**TASK PROMPT:** Note how many lines hold "people" and report that number by itself.

**DATASET:**
◇ ◇ ◇ ◇

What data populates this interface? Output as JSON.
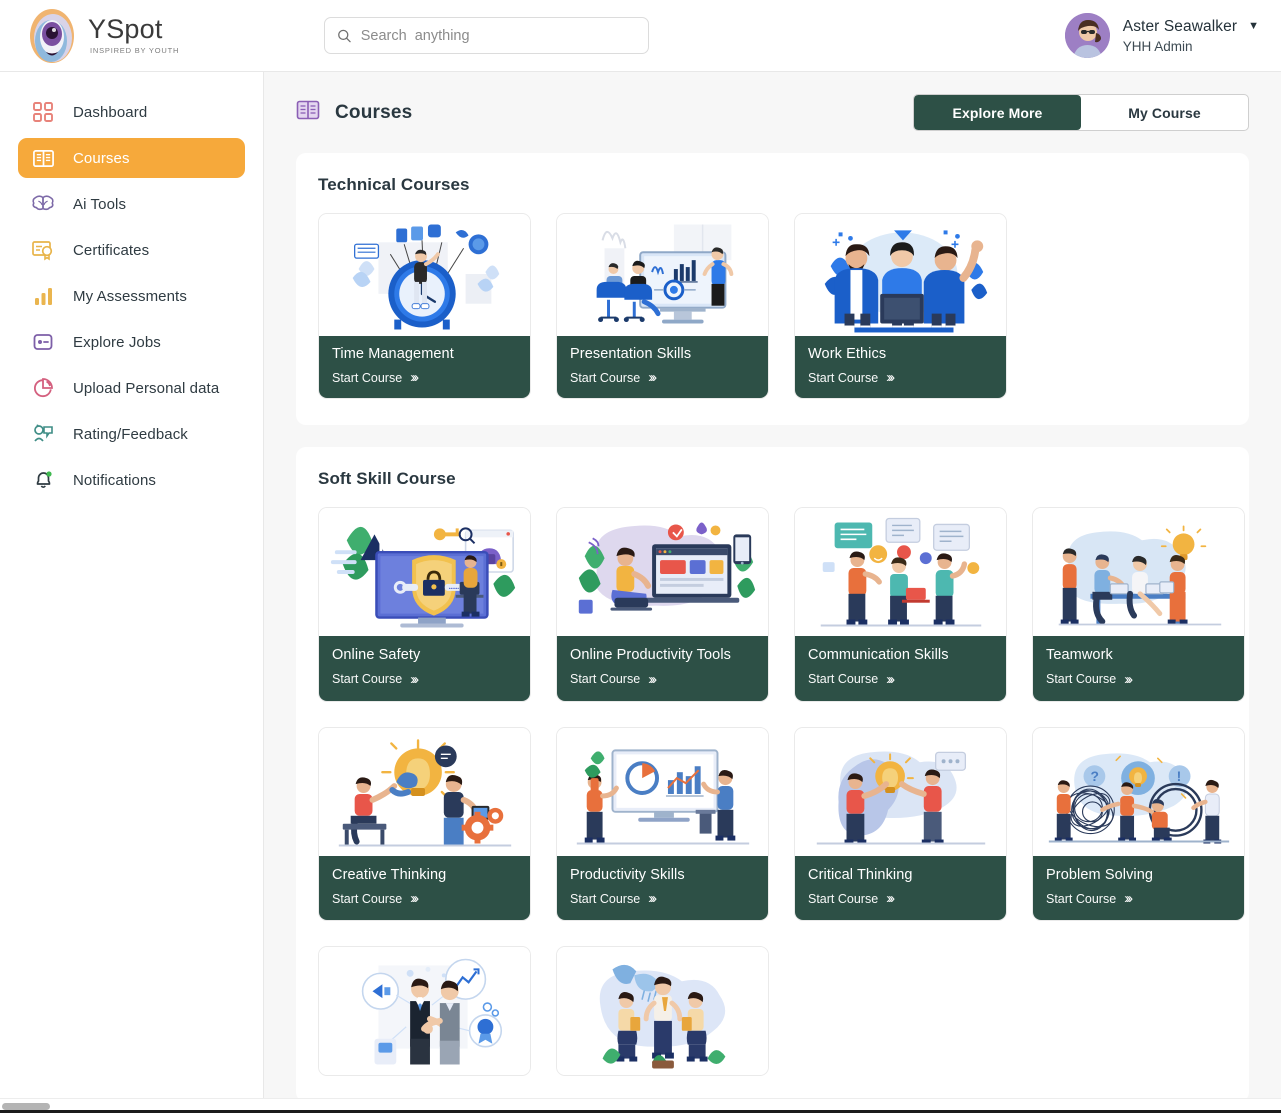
{
  "brand": {
    "name": "YSpot",
    "tagline": "INSPIRED BY YOUTH",
    "logo_icon": "yspot-eye-logo"
  },
  "search": {
    "placeholder": "Search  anything",
    "value": "",
    "icon": "search-icon"
  },
  "user": {
    "name": "Aster Seawalker",
    "role": "YHH Admin",
    "caret": "▼",
    "avatar_icon": "user-avatar"
  },
  "sidebar": {
    "items": [
      {
        "label": "Dashboard",
        "icon": "grid-squares-icon",
        "active": false,
        "color": "#e8837a"
      },
      {
        "label": "Courses",
        "icon": "open-book-icon",
        "active": true,
        "color": "#ffffff"
      },
      {
        "label": "Ai Tools",
        "icon": "brain-icon",
        "active": false,
        "color": "#7d6aa8"
      },
      {
        "label": "Certificates",
        "icon": "certificate-icon",
        "active": false,
        "color": "#e8b44a"
      },
      {
        "label": "My Assessments",
        "icon": "bar-chart-icon",
        "active": false,
        "color": "#eab54f"
      },
      {
        "label": "Explore Jobs",
        "icon": "id-card-icon",
        "active": false,
        "color": "#7d5fa8"
      },
      {
        "label": "Upload Personal data",
        "icon": "pie-chart-icon",
        "active": false,
        "color": "#d4607f"
      },
      {
        "label": "Rating/Feedback",
        "icon": "feedback-chat-icon",
        "active": false,
        "color": "#3f8d86"
      },
      {
        "label": "Notifications",
        "icon": "bell-icon",
        "active": false,
        "color": "#2f3b42"
      }
    ]
  },
  "header": {
    "title": "Courses",
    "title_icon": "open-book-icon",
    "tabs": [
      {
        "label": "Explore More",
        "active": true
      },
      {
        "label": "My Course",
        "active": false
      }
    ]
  },
  "colors": {
    "accent_orange": "#f6a93b",
    "card_footer_green": "#2d5046",
    "page_background": "#f7f7f7",
    "text_dark": "#2a3840"
  },
  "start_course_label": "Start Course",
  "start_course_chevron": "»›",
  "sections": [
    {
      "title": "Technical Courses",
      "cards": [
        {
          "title": "Time Management",
          "art": "clock-person",
          "start": "Start Course"
        },
        {
          "title": "Presentation Skills",
          "art": "presentation-monitor",
          "start": "Start Course"
        },
        {
          "title": "Work Ethics",
          "art": "team-three-people",
          "start": "Start Course"
        }
      ]
    },
    {
      "title": "Soft Skill Course",
      "cards": [
        {
          "title": "Online Safety",
          "art": "shield-monitor-lock",
          "start": "Start Course"
        },
        {
          "title": "Online Productivity Tools",
          "art": "laptop-desk-tools",
          "start": "Start Course"
        },
        {
          "title": "Communication Skills",
          "art": "people-speech-bubbles",
          "start": "Start Course"
        },
        {
          "title": "Teamwork",
          "art": "team-table-lightbulb",
          "start": "Start Course"
        },
        {
          "title": "Creative Thinking",
          "art": "lightbulb-hand-gears",
          "start": "Start Course"
        },
        {
          "title": "Productivity Skills",
          "art": "monitor-charts-people",
          "start": "Start Course"
        },
        {
          "title": "Critical Thinking",
          "art": "head-lightbulb-person",
          "start": "Start Course"
        },
        {
          "title": "Problem Solving",
          "art": "tangle-circle-people",
          "start": "Start Course"
        }
      ]
    },
    {
      "title": "",
      "partial": true,
      "cards": [
        {
          "title": "",
          "art": "handshake-business",
          "start": ""
        },
        {
          "title": "",
          "art": "watering-can-growth",
          "start": ""
        }
      ]
    }
  ]
}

◇ ◇ ◇ ◇

**TASK ANSWER:** 4